Text passage =
= = = =

ROME, Oct. 19 (Xinhua) -- Two-time Oscar winner Cate Blanchett took the stage on Friday at the Rome Film Festival, where she was on hand to present her latest movie and to take part in the Close Encounters series in which leading actors and directors speak with the public about their life and work.
The Australian actress, who won two Academy Awards for her roles in in The Aviator by Martin Scorsese and Blue Jasmine by Woody Allen, stars in The House With a Clock in Its Walls, which is directed by award-winning American horror filmmaker Eli Roth and which screened as part the Official Selection on Friday.
The movie is about a 10-year-old orphan who moves in with an eccentric uncle and his uncle's best friend (played by Jack Black and by Blanchett), only to discover that they are actually powerful wizards who involve him in a secret mission: to discover the meaning of the strange ticking of a clock hidden somewhere in the creaky old house.

= = = =

Source data =
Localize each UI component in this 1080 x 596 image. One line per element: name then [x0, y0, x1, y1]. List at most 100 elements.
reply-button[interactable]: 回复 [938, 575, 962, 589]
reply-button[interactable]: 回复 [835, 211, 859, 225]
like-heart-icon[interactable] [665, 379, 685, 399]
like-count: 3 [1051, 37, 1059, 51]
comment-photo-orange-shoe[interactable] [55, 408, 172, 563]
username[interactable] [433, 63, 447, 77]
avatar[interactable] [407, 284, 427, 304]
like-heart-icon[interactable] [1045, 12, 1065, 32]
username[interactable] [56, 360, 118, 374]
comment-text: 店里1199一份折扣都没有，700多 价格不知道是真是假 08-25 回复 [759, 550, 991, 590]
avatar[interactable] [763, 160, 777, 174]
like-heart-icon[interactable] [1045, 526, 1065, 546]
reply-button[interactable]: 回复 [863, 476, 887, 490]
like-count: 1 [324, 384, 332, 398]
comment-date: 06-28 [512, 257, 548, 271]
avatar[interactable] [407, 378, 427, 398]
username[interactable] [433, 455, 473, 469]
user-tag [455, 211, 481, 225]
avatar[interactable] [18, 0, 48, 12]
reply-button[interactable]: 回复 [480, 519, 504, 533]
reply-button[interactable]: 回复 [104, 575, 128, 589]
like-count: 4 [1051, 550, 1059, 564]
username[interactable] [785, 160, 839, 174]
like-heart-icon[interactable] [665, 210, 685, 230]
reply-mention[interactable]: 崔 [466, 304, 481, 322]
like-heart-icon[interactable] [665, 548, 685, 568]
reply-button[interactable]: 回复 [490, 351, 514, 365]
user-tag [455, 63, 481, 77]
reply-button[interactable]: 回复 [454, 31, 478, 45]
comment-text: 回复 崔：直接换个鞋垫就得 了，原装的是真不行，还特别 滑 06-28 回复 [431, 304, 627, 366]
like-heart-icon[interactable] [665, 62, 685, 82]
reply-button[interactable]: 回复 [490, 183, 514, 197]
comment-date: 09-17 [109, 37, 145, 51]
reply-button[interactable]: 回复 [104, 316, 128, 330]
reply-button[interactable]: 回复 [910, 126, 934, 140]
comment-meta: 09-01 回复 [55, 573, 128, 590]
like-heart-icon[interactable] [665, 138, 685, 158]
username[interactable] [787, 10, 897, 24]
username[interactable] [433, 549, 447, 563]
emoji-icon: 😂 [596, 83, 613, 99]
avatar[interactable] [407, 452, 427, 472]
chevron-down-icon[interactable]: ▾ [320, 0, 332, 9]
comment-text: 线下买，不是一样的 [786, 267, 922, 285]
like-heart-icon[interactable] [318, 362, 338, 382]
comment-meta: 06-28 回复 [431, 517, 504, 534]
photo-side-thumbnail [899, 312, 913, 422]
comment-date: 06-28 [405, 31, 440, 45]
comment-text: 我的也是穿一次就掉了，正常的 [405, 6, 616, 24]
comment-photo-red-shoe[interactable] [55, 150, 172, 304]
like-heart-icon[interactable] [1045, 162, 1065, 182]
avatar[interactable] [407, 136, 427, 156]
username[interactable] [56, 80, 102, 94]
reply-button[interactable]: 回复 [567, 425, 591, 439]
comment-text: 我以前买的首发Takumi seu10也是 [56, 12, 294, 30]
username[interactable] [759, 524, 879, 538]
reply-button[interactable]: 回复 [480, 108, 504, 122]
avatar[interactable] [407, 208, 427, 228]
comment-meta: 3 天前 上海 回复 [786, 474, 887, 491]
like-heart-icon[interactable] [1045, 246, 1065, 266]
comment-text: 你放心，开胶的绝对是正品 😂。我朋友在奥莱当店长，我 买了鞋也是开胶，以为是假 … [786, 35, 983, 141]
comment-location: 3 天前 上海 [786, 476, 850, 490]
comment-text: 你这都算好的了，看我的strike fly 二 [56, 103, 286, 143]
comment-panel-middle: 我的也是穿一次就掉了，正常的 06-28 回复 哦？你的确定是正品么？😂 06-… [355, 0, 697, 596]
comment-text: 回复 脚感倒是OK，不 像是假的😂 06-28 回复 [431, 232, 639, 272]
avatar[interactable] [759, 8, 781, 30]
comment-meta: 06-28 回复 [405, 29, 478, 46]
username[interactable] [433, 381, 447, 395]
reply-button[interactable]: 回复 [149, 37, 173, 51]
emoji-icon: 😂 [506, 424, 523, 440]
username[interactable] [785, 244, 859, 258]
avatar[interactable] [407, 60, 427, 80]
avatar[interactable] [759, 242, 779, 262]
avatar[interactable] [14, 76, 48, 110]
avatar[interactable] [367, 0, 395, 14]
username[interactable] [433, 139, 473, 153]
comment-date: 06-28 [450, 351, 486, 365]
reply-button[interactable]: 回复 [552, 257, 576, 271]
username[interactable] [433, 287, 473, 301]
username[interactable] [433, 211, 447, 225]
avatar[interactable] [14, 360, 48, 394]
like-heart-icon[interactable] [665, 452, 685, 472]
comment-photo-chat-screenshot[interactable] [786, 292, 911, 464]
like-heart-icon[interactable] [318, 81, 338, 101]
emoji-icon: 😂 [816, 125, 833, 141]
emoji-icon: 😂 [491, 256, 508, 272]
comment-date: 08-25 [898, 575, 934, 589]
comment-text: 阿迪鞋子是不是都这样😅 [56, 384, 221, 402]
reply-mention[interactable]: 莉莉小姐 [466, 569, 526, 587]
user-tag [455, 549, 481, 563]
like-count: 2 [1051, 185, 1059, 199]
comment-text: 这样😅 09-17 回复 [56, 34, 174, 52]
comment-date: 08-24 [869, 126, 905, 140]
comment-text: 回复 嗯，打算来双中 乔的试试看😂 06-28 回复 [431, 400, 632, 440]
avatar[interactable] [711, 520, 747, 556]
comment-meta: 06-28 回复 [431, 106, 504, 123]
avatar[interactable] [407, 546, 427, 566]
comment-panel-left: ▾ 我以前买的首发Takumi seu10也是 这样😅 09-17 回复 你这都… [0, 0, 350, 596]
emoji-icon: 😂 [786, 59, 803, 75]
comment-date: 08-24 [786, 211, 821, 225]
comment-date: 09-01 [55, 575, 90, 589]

= = = =

Task item A = In the news report about Cate Blanchett at the Rome Film Festival, who directed The House With a Clock in Its Walls?
Task item B = Please go on with the news report about Cate Blanchett at the Rome Film Festival, picking up right after its final sentence.

Task output A = Eli Roth

Task output B =
"The film is obviously about magic... which is all about transformation," said Blanchett, who was greeted by thunderous applause at the press conference after the screening.
The message of the film "is that we don't have to remain in a place of stasis -- that we can actually change and transform into something else, and I think that's a very positive, wonderful, gentle message to children," said Blanchett, who has three biological sons and one adopted daughter.
The movie "doesn't patronize children, it doesn't make the world a sentimental, happy, easy place, but actually celebrates the weirdness of all the characters," added Blanchett, who said she loved to read Nancy Drew and Sherlock Holmes detective stories while she was growing up.
The Australian star also described how she prepared to play the character, who has survived the Nazi death camps in World War II and who has lost a child.
"I looked at a lot of old photographs just to see what kind of energy people gave off," commented Blanchett.
"As an actor, I don't think about myself and my own experiences when I'm creating a role -- I am totally bored with myself," she said, to laughter from the audience. "The whole process of acting for me is an empathetic one, where you try and understand someone else's reality."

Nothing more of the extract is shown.